# [Material]
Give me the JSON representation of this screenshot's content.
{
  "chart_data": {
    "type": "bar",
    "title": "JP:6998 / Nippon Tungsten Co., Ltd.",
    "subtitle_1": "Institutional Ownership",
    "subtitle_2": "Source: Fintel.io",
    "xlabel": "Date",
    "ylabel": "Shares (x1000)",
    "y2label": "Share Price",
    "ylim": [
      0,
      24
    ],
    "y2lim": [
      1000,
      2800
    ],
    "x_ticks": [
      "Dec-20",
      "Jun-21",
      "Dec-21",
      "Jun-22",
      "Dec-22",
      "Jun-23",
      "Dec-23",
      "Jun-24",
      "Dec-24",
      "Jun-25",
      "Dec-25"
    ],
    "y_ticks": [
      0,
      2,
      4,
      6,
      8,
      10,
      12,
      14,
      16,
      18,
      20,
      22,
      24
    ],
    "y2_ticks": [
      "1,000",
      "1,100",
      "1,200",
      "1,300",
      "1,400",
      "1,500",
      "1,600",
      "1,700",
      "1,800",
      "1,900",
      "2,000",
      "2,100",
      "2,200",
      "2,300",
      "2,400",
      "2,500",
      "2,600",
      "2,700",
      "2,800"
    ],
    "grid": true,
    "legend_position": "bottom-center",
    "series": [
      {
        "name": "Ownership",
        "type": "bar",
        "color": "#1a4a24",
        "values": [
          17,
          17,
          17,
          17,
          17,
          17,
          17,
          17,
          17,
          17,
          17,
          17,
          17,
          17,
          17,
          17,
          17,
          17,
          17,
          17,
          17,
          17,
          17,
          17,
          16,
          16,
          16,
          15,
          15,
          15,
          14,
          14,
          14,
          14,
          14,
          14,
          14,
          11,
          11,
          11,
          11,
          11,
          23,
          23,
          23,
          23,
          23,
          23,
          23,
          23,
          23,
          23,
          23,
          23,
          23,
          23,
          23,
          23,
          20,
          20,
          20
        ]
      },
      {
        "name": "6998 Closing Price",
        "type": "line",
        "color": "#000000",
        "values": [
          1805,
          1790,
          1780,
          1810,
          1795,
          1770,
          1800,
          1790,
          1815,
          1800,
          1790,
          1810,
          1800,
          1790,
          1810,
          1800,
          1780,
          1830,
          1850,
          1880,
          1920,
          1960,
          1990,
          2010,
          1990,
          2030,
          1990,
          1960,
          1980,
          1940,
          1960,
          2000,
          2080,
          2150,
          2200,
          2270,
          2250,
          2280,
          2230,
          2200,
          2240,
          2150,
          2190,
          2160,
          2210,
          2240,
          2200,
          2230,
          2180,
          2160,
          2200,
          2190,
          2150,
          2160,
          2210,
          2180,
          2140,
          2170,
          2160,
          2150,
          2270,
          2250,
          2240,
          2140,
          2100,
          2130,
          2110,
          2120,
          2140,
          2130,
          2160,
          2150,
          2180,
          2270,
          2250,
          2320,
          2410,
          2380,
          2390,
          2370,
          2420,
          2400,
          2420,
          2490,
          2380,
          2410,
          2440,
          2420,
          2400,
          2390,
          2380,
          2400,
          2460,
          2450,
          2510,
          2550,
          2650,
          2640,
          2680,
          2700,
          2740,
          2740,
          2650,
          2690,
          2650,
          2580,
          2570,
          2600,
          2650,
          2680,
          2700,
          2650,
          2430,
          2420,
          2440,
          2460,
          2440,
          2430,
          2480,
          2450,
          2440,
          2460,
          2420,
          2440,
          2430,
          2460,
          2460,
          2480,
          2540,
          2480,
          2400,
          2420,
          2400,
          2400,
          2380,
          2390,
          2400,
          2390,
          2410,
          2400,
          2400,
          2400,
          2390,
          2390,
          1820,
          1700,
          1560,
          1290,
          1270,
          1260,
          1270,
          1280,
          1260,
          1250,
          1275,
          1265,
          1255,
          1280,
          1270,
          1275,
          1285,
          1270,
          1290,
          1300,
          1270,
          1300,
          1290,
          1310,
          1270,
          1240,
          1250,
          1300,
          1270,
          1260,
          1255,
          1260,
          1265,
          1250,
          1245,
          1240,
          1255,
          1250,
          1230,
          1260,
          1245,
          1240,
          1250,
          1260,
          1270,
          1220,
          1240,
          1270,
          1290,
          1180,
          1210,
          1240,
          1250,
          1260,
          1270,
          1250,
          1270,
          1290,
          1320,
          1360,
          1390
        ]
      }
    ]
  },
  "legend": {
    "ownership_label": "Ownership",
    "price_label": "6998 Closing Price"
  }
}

# [Directions]
All of the data must be returned exactly.

# [Expected output]
Give me the JSON representation of this screenshot's content.
{
  "chart_data": {
    "type": "bar",
    "title": "JP:6998 / Nippon Tungsten Co., Ltd.",
    "subtitle_1": "Institutional Ownership",
    "subtitle_2": "Source: Fintel.io",
    "xlabel": "Date",
    "ylabel": "Shares (x1000)",
    "y2label": "Share Price",
    "ylim": [
      0,
      24
    ],
    "y2lim": [
      1000,
      2800
    ],
    "x_ticks": [
      "Dec-20",
      "Jun-21",
      "Dec-21",
      "Jun-22",
      "Dec-22",
      "Jun-23",
      "Dec-23",
      "Jun-24",
      "Dec-24",
      "Jun-25",
      "Dec-25"
    ],
    "y_ticks": [
      0,
      2,
      4,
      6,
      8,
      10,
      12,
      14,
      16,
      18,
      20,
      22,
      24
    ],
    "y2_ticks": [
      "1,000",
      "1,100",
      "1,200",
      "1,300",
      "1,400",
      "1,500",
      "1,600",
      "1,700",
      "1,800",
      "1,900",
      "2,000",
      "2,100",
      "2,200",
      "2,300",
      "2,400",
      "2,500",
      "2,600",
      "2,700",
      "2,800"
    ],
    "grid": true,
    "legend_position": "bottom-center",
    "series": [
      {
        "name": "Ownership",
        "type": "bar",
        "color": "#1a4a24",
        "values": [
          17,
          17,
          17,
          17,
          17,
          17,
          17,
          17,
          17,
          17,
          17,
          17,
          17,
          17,
          17,
          17,
          17,
          17,
          17,
          17,
          17,
          17,
          17,
          17,
          16,
          16,
          16,
          15,
          15,
          15,
          14,
          14,
          14,
          14,
          14,
          14,
          14,
          11,
          11,
          11,
          11,
          11,
          23,
          23,
          23,
          23,
          23,
          23,
          23,
          23,
          23,
          23,
          23,
          23,
          23,
          23,
          23,
          23,
          20,
          20,
          20
        ]
      },
      {
        "name": "6998 Closing Price",
        "type": "line",
        "color": "#000000",
        "values": [
          1805,
          1790,
          1780,
          1810,
          1795,
          1770,
          1800,
          1790,
          1815,
          1800,
          1790,
          1810,
          1800,
          1790,
          1810,
          1800,
          1780,
          1830,
          1850,
          1880,
          1920,
          1960,
          1990,
          2010,
          1990,
          2030,
          1990,
          1960,
          1980,
          1940,
          1960,
          2000,
          2080,
          2150,
          2200,
          2270,
          2250,
          2280,
          2230,
          2200,
          2240,
          2150,
          2190,
          2160,
          2210,
          2240,
          2200,
          2230,
          2180,
          2160,
          2200,
          2190,
          2150,
          2160,
          2210,
          2180,
          2140,
          2170,
          2160,
          2150,
          2270,
          2250,
          2240,
          2140,
          2100,
          2130,
          2110,
          2120,
          2140,
          2130,
          2160,
          2150,
          2180,
          2270,
          2250,
          2320,
          2410,
          2380,
          2390,
          2370,
          2420,
          2400,
          2420,
          2490,
          2380,
          2410,
          2440,
          2420,
          2400,
          2390,
          2380,
          2400,
          2460,
          2450,
          2510,
          2550,
          2650,
          2640,
          2680,
          2700,
          2740,
          2740,
          2650,
          2690,
          2650,
          2580,
          2570,
          2600,
          2650,
          2680,
          2700,
          2650,
          2430,
          2420,
          2440,
          2460,
          2440,
          2430,
          2480,
          2450,
          2440,
          2460,
          2420,
          2440,
          2430,
          2460,
          2460,
          2480,
          2540,
          2480,
          2400,
          2420,
          2400,
          2400,
          2380,
          2390,
          2400,
          2390,
          2410,
          2400,
          2400,
          2400,
          2390,
          2390,
          1820,
          1700,
          1560,
          1290,
          1270,
          1260,
          1270,
          1280,
          1260,
          1250,
          1275,
          1265,
          1255,
          1280,
          1270,
          1275,
          1285,
          1270,
          1290,
          1300,
          1270,
          1300,
          1290,
          1310,
          1270,
          1240,
          1250,
          1300,
          1270,
          1260,
          1255,
          1260,
          1265,
          1250,
          1245,
          1240,
          1255,
          1250,
          1230,
          1260,
          1245,
          1240,
          1250,
          1260,
          1270,
          1220,
          1240,
          1270,
          1290,
          1180,
          1210,
          1240,
          1250,
          1260,
          1270,
          1250,
          1270,
          1290,
          1320,
          1360,
          1390
        ]
      }
    ]
  },
  "legend": {
    "ownership_label": "Ownership",
    "price_label": "6998 Closing Price"
  }
}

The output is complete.